## Begin
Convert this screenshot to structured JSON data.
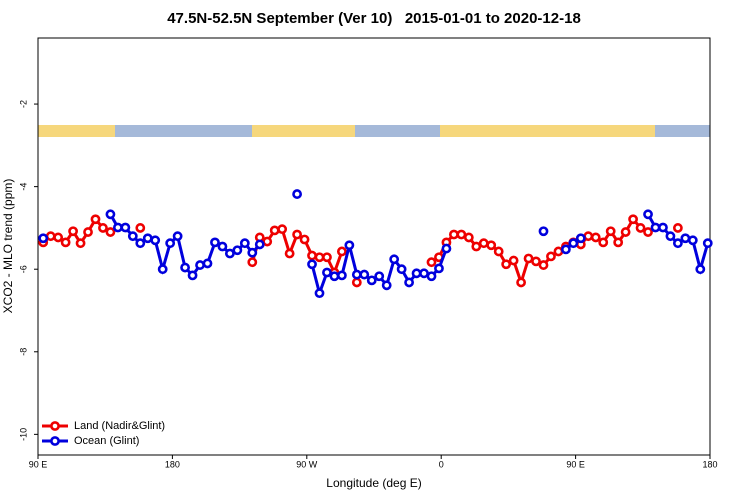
{
  "chart_data": {
    "type": "line",
    "title": "47.5N-52.5N September (Ver 10)   2015-01-01 to 2020-12-18",
    "x_label": "Longitude (deg E)",
    "y_label": "XCO2 - MLO trend (ppm)",
    "xlim": [
      90,
      540
    ],
    "ylim": [
      -10.5,
      -0.4
    ],
    "xticks": [
      {
        "value": 90,
        "label": "90 E"
      },
      180,
      {
        "value": 270,
        "label": "90 W"
      },
      {
        "value": 360,
        "label": "0"
      },
      {
        "value": 450,
        "label": "90 E"
      },
      {
        "value": 540,
        "label": "180"
      }
    ],
    "yticks": [
      -2,
      -4,
      -6,
      -8,
      -10
    ],
    "legend": "bottom-left",
    "x": [
      93.5,
      98.5,
      103.5,
      108.5,
      113.5,
      118.5,
      123.5,
      128.5,
      133.5,
      138.5,
      143.5,
      148.5,
      153.5,
      158.5,
      163.5,
      168.5,
      173.5,
      178.5,
      183.5,
      188.5,
      193.5,
      198.5,
      203.5,
      208.5,
      213.5,
      218.5,
      223.5,
      228.5,
      233.5,
      238.5,
      243.5,
      248.5,
      253.5,
      258.5,
      263.5,
      268.5,
      273.5,
      278.5,
      283.5,
      288.5,
      293.5,
      298.5,
      303.5,
      308.5,
      313.5,
      318.5,
      323.5,
      328.5,
      333.5,
      338.5,
      343.5,
      348.5,
      353.5,
      358.5,
      363.5,
      368.5,
      373.5,
      378.5,
      383.5,
      388.5,
      393.5,
      398.5,
      403.5,
      408.5,
      413.5,
      418.5,
      423.5,
      428.5,
      433.5,
      438.5,
      443.5,
      448.5,
      453.5,
      458.5,
      463.5,
      468.5,
      473.5,
      478.5,
      483.5,
      488.5,
      493.5,
      498.5,
      503.5,
      508.5,
      513.5,
      518.5,
      523.5,
      528.5,
      533.5,
      538.5
    ],
    "series": [
      {
        "name": "Land (Nadir&Glint)",
        "color": "#ee0000",
        "values": [
          -5.35,
          -5.2,
          -5.23,
          -5.35,
          -5.08,
          -5.37,
          -5.1,
          -4.79,
          -5.0,
          -5.1,
          null,
          null,
          null,
          -5.0,
          null,
          null,
          null,
          null,
          null,
          null,
          null,
          null,
          null,
          null,
          null,
          null,
          null,
          null,
          -5.83,
          -5.23,
          -5.33,
          -5.06,
          -5.03,
          -5.62,
          -5.16,
          -5.28,
          -5.67,
          -5.71,
          -5.71,
          -6.08,
          -5.57,
          null,
          -6.32,
          null,
          null,
          null,
          null,
          null,
          null,
          null,
          null,
          null,
          -5.83,
          -5.71,
          -5.35,
          -5.16,
          -5.16,
          -5.23,
          -5.45,
          -5.37,
          -5.42,
          -5.57,
          -5.88,
          -5.79,
          -6.32,
          -5.74,
          -5.81,
          -5.9,
          -5.69,
          -5.57,
          -5.45,
          -5.35,
          -5.4,
          -5.2,
          -5.23,
          -5.35,
          -5.08,
          -5.35,
          -5.1,
          -4.79,
          -5.0,
          -5.1,
          null,
          null,
          null,
          -5.0,
          null,
          null,
          null,
          null
        ]
      },
      {
        "name": "Ocean (Glint)",
        "color": "#0000dd",
        "values": [
          -5.25,
          null,
          null,
          null,
          null,
          null,
          null,
          null,
          null,
          -4.67,
          -4.99,
          -4.99,
          -5.2,
          -5.37,
          -5.25,
          -5.3,
          -6.0,
          -5.37,
          -5.2,
          -5.96,
          -6.15,
          -5.9,
          -5.86,
          -5.35,
          -5.45,
          -5.62,
          -5.54,
          -5.37,
          -5.6,
          -5.4,
          null,
          null,
          null,
          null,
          -4.18,
          null,
          -5.88,
          -6.58,
          -6.08,
          -6.17,
          -6.15,
          -5.42,
          -6.13,
          -6.13,
          -6.27,
          -6.17,
          -6.39,
          -5.76,
          -6.0,
          -6.32,
          -6.1,
          -6.1,
          -6.17,
          -5.98,
          -5.5,
          null,
          null,
          null,
          null,
          null,
          null,
          null,
          null,
          null,
          null,
          null,
          null,
          -5.08,
          null,
          null,
          -5.52,
          -5.37,
          -5.25,
          null,
          null,
          null,
          null,
          null,
          null,
          null,
          null,
          -4.67,
          -4.99,
          -4.99,
          -5.2,
          -5.37,
          -5.25,
          -5.3,
          -6.0,
          -5.37
        ]
      }
    ]
  }
}
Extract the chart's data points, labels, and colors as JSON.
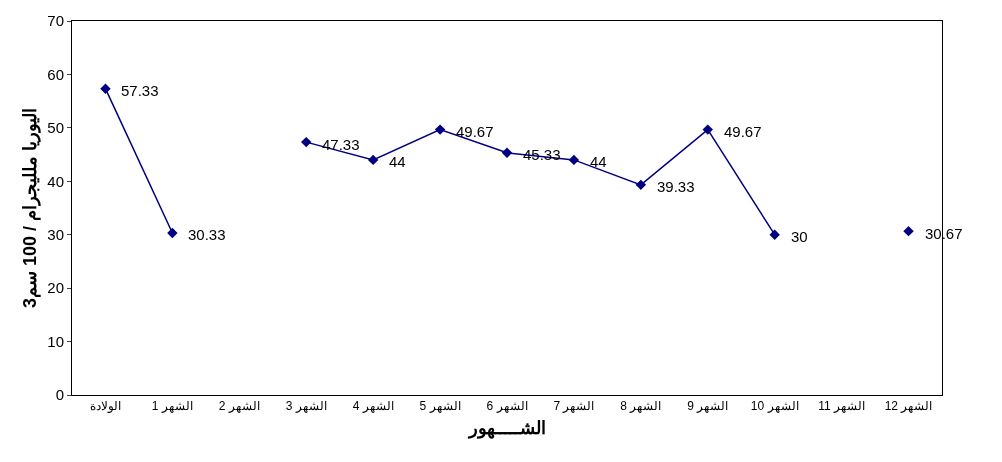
{
  "chart_data": {
    "type": "line",
    "xlabel": "الشـــــهور",
    "ylabel": "اليوريا ملليجرام / 100 سم3",
    "categories": [
      "الولادة",
      "الشهر 1",
      "الشهر 2",
      "الشهر 3",
      "الشهر 4",
      "الشهر 5",
      "الشهر 6",
      "الشهر 7",
      "الشهر 8",
      "الشهر 9",
      "الشهر 10",
      "الشهر 11",
      "الشهر 12"
    ],
    "series": [
      {
        "color": "#000080",
        "values": [
          57.33,
          30.33,
          null,
          47.33,
          44,
          49.67,
          45.33,
          44,
          39.33,
          49.67,
          30,
          null,
          30.67
        ]
      }
    ],
    "ylim": [
      0,
      70
    ],
    "yticks": [
      0,
      10,
      20,
      30,
      40,
      50,
      60,
      70
    ],
    "legend": false,
    "marker": "diamond",
    "line_style": "solid",
    "data_labels": true
  }
}
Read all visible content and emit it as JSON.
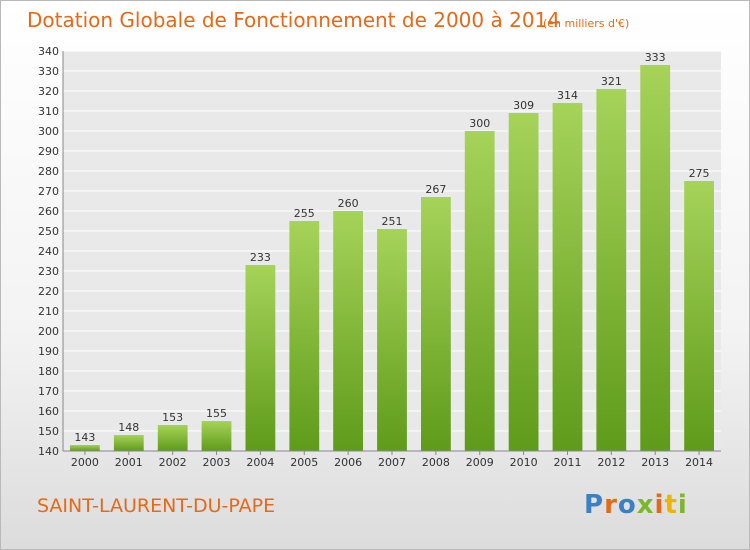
{
  "header": {
    "title": "Dotation Globale de Fonctionnement de 2000 à 2014",
    "subtitle": "(en milliers d'€)"
  },
  "footer": {
    "commune": "SAINT-LAURENT-DU-PAPE",
    "logo_text": "Proxiti"
  },
  "colors": {
    "accent": "#e46a17",
    "bar_light": "#a6d35a",
    "bar_dark": "#5f9b1a",
    "grid": "#ffffff"
  },
  "chart_data": {
    "type": "bar",
    "title": "Dotation Globale de Fonctionnement de 2000 à 2014",
    "subtitle": "(en milliers d'€)",
    "categories": [
      "2000",
      "2001",
      "2002",
      "2003",
      "2004",
      "2005",
      "2006",
      "2007",
      "2008",
      "2009",
      "2010",
      "2011",
      "2012",
      "2013",
      "2014"
    ],
    "values": [
      143,
      148,
      153,
      155,
      233,
      255,
      260,
      251,
      267,
      300,
      309,
      314,
      321,
      333,
      275
    ],
    "ylim": [
      140,
      340
    ],
    "yticks": [
      140,
      150,
      160,
      170,
      180,
      190,
      200,
      210,
      220,
      230,
      240,
      250,
      260,
      270,
      280,
      290,
      300,
      310,
      320,
      330,
      340
    ],
    "grid": true,
    "legend": "none"
  }
}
## End
*EXERCISE DIRECTIONS:*
Print all entries exactly. The images do not belong in the copy.

*PROBLEM SOLUTION:*
Convert this screenshot to structured JSON data.
{
  "chart_data": {
    "type": "line",
    "title": "47.5N-52.5N September (Ver 10)   2015-01-01 to 2020-12-18",
    "x_label": "Longitude (deg E)",
    "y_label": "XCO2 - MLO trend (ppm)",
    "xlim": [
      90,
      540
    ],
    "ylim": [
      -10.5,
      -0.4
    ],
    "xticks": [
      {
        "value": 90,
        "label": "90 E"
      },
      180,
      {
        "value": 270,
        "label": "90 W"
      },
      {
        "value": 360,
        "label": "0"
      },
      {
        "value": 450,
        "label": "90 E"
      },
      {
        "value": 540,
        "label": "180"
      }
    ],
    "yticks": [
      -2,
      -4,
      -6,
      -8,
      -10
    ],
    "legend": "bottom-left",
    "x": [
      93.5,
      98.5,
      103.5,
      108.5,
      113.5,
      118.5,
      123.5,
      128.5,
      133.5,
      138.5,
      143.5,
      148.5,
      153.5,
      158.5,
      163.5,
      168.5,
      173.5,
      178.5,
      183.5,
      188.5,
      193.5,
      198.5,
      203.5,
      208.5,
      213.5,
      218.5,
      223.5,
      228.5,
      233.5,
      238.5,
      243.5,
      248.5,
      253.5,
      258.5,
      263.5,
      268.5,
      273.5,
      278.5,
      283.5,
      288.5,
      293.5,
      298.5,
      303.5,
      308.5,
      313.5,
      318.5,
      323.5,
      328.5,
      333.5,
      338.5,
      343.5,
      348.5,
      353.5,
      358.5,
      363.5,
      368.5,
      373.5,
      378.5,
      383.5,
      388.5,
      393.5,
      398.5,
      403.5,
      408.5,
      413.5,
      418.5,
      423.5,
      428.5,
      433.5,
      438.5,
      443.5,
      448.5,
      453.5,
      458.5,
      463.5,
      468.5,
      473.5,
      478.5,
      483.5,
      488.5,
      493.5,
      498.5,
      503.5,
      508.5,
      513.5,
      518.5,
      523.5,
      528.5,
      533.5,
      538.5
    ],
    "series": [
      {
        "name": "Land (Nadir&Glint)",
        "color": "#ee0000",
        "values": [
          -5.35,
          -5.2,
          -5.23,
          -5.35,
          -5.08,
          -5.37,
          -5.1,
          -4.79,
          -5.0,
          -5.1,
          null,
          null,
          null,
          -5.0,
          null,
          null,
          null,
          null,
          null,
          null,
          null,
          null,
          null,
          null,
          null,
          null,
          null,
          null,
          -5.83,
          -5.23,
          -5.33,
          -5.06,
          -5.03,
          -5.62,
          -5.16,
          -5.28,
          -5.67,
          -5.71,
          -5.71,
          -6.08,
          -5.57,
          null,
          -6.32,
          null,
          null,
          null,
          null,
          null,
          null,
          null,
          null,
          null,
          -5.83,
          -5.71,
          -5.35,
          -5.16,
          -5.16,
          -5.23,
          -5.45,
          -5.37,
          -5.42,
          -5.57,
          -5.88,
          -5.79,
          -6.32,
          -5.74,
          -5.81,
          -5.9,
          -5.69,
          -5.57,
          -5.45,
          -5.35,
          -5.4,
          -5.2,
          -5.23,
          -5.35,
          -5.08,
          -5.35,
          -5.1,
          -4.79,
          -5.0,
          -5.1,
          null,
          null,
          null,
          -5.0,
          null,
          null,
          null,
          null
        ]
      },
      {
        "name": "Ocean (Glint)",
        "color": "#0000dd",
        "values": [
          -5.25,
          null,
          null,
          null,
          null,
          null,
          null,
          null,
          null,
          -4.67,
          -4.99,
          -4.99,
          -5.2,
          -5.37,
          -5.25,
          -5.3,
          -6.0,
          -5.37,
          -5.2,
          -5.96,
          -6.15,
          -5.9,
          -5.86,
          -5.35,
          -5.45,
          -5.62,
          -5.54,
          -5.37,
          -5.6,
          -5.4,
          null,
          null,
          null,
          null,
          -4.18,
          null,
          -5.88,
          -6.58,
          -6.08,
          -6.17,
          -6.15,
          -5.42,
          -6.13,
          -6.13,
          -6.27,
          -6.17,
          -6.39,
          -5.76,
          -6.0,
          -6.32,
          -6.1,
          -6.1,
          -6.17,
          -5.98,
          -5.5,
          null,
          null,
          null,
          null,
          null,
          null,
          null,
          null,
          null,
          null,
          null,
          null,
          -5.08,
          null,
          null,
          -5.52,
          -5.37,
          -5.25,
          null,
          null,
          null,
          null,
          null,
          null,
          null,
          null,
          -4.67,
          -4.99,
          -4.99,
          -5.2,
          -5.37,
          -5.25,
          -5.3,
          -6.0,
          -5.37
        ]
      }
    ]
  }
}
Extract the chart's data points, labels, and colors as JSON.
{
  "chart_data": {
    "type": "line",
    "xlabel": "الشـــــهور",
    "ylabel": "اليوريا ملليجرام / 100 سم3",
    "categories": [
      "الولادة",
      "الشهر 1",
      "الشهر 2",
      "الشهر 3",
      "الشهر 4",
      "الشهر 5",
      "الشهر 6",
      "الشهر 7",
      "الشهر 8",
      "الشهر 9",
      "الشهر 10",
      "الشهر 11",
      "الشهر 12"
    ],
    "series": [
      {
        "color": "#000080",
        "values": [
          57.33,
          30.33,
          null,
          47.33,
          44,
          49.67,
          45.33,
          44,
          39.33,
          49.67,
          30,
          null,
          30.67
        ]
      }
    ],
    "ylim": [
      0,
      70
    ],
    "yticks": [
      0,
      10,
      20,
      30,
      40,
      50,
      60,
      70
    ],
    "legend": false,
    "marker": "diamond",
    "line_style": "solid",
    "data_labels": true
  }
}
Read all visible content and emit it as JSON.
{
  "header": {
    "title": "Dotation Globale de Fonctionnement de 2000 à 2014",
    "subtitle": "(en milliers d'€)"
  },
  "footer": {
    "commune": "SAINT-LAURENT-DU-PAPE",
    "logo_text": "Proxiti"
  },
  "colors": {
    "accent": "#e46a17",
    "bar_light": "#a6d35a",
    "bar_dark": "#5f9b1a",
    "grid": "#ffffff"
  },
  "chart_data": {
    "type": "bar",
    "title": "Dotation Globale de Fonctionnement de 2000 à 2014",
    "subtitle": "(en milliers d'€)",
    "categories": [
      "2000",
      "2001",
      "2002",
      "2003",
      "2004",
      "2005",
      "2006",
      "2007",
      "2008",
      "2009",
      "2010",
      "2011",
      "2012",
      "2013",
      "2014"
    ],
    "values": [
      143,
      148,
      153,
      155,
      233,
      255,
      260,
      251,
      267,
      300,
      309,
      314,
      321,
      333,
      275
    ],
    "ylim": [
      140,
      340
    ],
    "yticks": [
      140,
      150,
      160,
      170,
      180,
      190,
      200,
      210,
      220,
      230,
      240,
      250,
      260,
      270,
      280,
      290,
      300,
      310,
      320,
      330,
      340
    ],
    "grid": true,
    "legend": "none"
  }
}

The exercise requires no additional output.